— Start —

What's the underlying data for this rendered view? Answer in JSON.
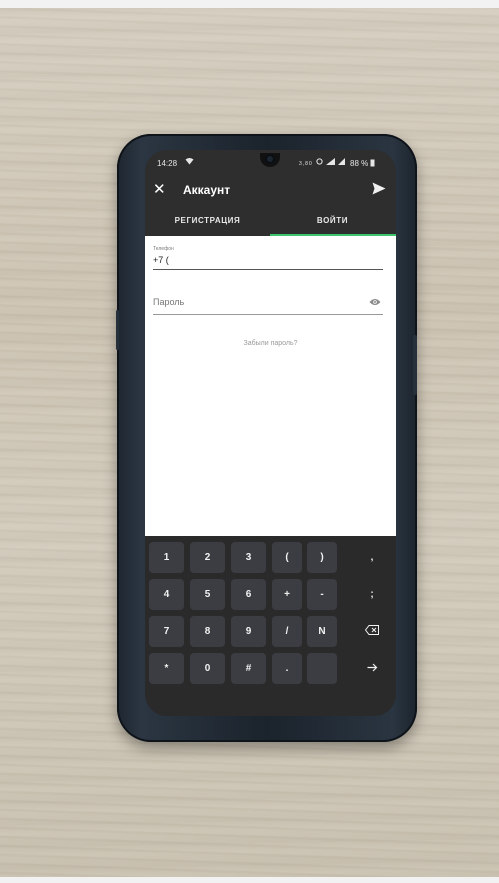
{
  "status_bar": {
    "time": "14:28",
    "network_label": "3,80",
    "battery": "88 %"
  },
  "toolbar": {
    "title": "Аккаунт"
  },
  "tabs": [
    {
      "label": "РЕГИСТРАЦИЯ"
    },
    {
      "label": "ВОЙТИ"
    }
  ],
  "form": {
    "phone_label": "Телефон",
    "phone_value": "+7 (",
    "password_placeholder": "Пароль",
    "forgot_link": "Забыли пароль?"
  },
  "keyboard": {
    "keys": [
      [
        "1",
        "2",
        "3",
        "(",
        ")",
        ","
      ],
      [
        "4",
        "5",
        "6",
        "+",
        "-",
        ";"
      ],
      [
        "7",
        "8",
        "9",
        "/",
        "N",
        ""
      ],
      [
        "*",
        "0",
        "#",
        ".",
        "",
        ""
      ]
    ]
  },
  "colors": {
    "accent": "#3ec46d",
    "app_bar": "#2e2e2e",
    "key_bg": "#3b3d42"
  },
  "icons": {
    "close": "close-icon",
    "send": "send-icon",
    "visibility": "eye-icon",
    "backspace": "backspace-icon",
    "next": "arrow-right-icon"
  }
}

— End —
— Start —

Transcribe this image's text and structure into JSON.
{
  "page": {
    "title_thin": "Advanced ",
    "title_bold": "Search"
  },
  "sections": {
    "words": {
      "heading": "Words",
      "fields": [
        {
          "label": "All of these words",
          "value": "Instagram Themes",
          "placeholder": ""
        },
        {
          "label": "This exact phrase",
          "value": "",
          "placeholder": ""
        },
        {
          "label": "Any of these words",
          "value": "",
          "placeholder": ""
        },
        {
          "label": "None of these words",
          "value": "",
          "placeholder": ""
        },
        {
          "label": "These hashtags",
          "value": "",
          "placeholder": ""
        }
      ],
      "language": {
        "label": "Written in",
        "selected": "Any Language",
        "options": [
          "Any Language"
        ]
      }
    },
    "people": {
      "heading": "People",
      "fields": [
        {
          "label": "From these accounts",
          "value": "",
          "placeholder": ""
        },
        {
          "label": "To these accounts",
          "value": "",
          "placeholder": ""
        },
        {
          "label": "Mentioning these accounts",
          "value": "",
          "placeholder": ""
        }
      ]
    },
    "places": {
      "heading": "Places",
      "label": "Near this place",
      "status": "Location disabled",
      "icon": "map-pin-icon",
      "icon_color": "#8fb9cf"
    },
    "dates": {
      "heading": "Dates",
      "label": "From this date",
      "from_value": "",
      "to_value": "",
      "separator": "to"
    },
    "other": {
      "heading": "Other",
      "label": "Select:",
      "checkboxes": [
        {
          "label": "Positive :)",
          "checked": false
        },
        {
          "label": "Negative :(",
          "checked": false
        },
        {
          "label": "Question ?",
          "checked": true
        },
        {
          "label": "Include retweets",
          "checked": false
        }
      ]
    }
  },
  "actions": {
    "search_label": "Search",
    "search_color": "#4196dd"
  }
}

— End —

### Problem to work on
Filter the listing for the word "JSON" and copy every line that holds it.

### Complete answer
What's the underlying data for this rendered view? Answer in JSON.
Transcribe this image's text and structure into JSON.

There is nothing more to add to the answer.